• [Document text]
>> begin
Transcribe Speech to Text and Synthesize Text to Speech with a Speech Action

Capabilities

OCI Speech is an AI service that can transcribe speech to text and synthesize text to speech.

OCI Speech harnesses the power of spoken language by enabling you to easily convert audio files containing human speech into highly exact text transcriptions. It uses automatic speech recognition (ASR) technology to provide a grammatically correct transcription. It can handle low-fidelity media recordings and transcribe challenging recordings such as meetings or call center calls.

OCI Speech lets you synthesize text to human-like speech across applications. This feature enables customer conversations, multi-language voice translations, and improved accessibility. Based on neural networks deep learning technology, this feature learns from a vast data set of human speech, capturing subtleties such as intonation, emotion, and rhythm to generate speech that closely mimics natural human expression. For example, a pause is added to the generated voice after a complete sentence followed by a period. You can use this feature in various ways, including improving accessibility for users with visual impairments, enhancing the experience in gaming, and accelerating the creation of educational content.
>> end
• [Given problem 1]
Answer these questions using the OCI Speech text.
(a) What technology does OCI Speech use to provide a grammatically correct transcription?
(b) What is added to the generated voice after a complete sentence followed by a period?
(c) Which subtleties of human speech does the text-to-speech feature capture?

• [Data shown]
>> begin
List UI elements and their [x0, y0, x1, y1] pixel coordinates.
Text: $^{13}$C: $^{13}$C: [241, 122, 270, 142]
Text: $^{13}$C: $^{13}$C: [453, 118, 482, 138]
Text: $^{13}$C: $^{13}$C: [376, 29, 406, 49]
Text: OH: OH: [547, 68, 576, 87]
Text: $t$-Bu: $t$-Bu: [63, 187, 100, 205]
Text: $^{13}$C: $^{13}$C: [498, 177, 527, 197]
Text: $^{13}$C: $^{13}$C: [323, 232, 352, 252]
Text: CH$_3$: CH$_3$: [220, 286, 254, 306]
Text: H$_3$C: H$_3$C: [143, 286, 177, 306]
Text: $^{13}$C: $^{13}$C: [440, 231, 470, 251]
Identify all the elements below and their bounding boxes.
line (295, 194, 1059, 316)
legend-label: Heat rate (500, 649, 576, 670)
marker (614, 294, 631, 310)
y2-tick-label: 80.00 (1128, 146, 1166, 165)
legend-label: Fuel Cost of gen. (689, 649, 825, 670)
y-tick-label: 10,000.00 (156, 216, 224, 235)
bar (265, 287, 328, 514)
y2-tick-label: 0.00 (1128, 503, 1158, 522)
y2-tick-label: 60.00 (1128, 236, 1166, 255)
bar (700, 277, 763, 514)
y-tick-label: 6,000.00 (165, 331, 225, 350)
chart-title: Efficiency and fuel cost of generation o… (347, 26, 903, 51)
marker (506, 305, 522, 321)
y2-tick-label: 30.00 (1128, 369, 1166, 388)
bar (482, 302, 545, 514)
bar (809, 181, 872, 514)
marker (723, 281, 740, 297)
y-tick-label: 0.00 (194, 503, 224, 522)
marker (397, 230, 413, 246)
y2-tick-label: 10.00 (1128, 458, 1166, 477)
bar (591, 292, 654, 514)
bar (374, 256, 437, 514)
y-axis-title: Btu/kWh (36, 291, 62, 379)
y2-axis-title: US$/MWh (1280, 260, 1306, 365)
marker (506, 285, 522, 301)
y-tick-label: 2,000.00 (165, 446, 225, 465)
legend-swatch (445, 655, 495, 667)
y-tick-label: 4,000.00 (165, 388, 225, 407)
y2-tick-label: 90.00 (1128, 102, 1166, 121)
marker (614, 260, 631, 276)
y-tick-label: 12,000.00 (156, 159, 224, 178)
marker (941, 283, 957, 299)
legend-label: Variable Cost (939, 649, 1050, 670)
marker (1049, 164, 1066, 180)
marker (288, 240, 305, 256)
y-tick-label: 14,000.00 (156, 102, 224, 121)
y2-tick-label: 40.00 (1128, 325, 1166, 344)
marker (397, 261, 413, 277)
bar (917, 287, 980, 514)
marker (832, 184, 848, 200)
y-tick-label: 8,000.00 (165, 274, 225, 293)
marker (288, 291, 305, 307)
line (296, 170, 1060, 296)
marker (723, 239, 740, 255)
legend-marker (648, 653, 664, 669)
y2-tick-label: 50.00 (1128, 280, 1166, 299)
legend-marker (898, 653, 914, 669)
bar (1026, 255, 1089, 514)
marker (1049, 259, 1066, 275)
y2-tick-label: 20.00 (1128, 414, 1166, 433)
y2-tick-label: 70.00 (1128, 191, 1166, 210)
>> end
• [Given problem 2] Rewrite the rows from the first row through the row with "177, 527, 197]", replacing "coordinates" with "positions" and keeping everything else the same.

• [Correct result 1]
(a) Automatic speech recognition (ASR) technology.
(b) A pause.
(c) Intonation, emotion, and rhythm.

• [Correct result 2]
List UI elements and their [x0, y0, x1, y1] pixel positions.
Text: $^{13}$C: $^{13}$C: [241, 122, 270, 142]
Text: $^{13}$C: $^{13}$C: [453, 118, 482, 138]
Text: $^{13}$C: $^{13}$C: [376, 29, 406, 49]
Text: OH: OH: [547, 68, 576, 87]
Text: $t$-Bu: $t$-Bu: [63, 187, 100, 205]
Text: $^{13}$C: $^{13}$C: [498, 177, 527, 197]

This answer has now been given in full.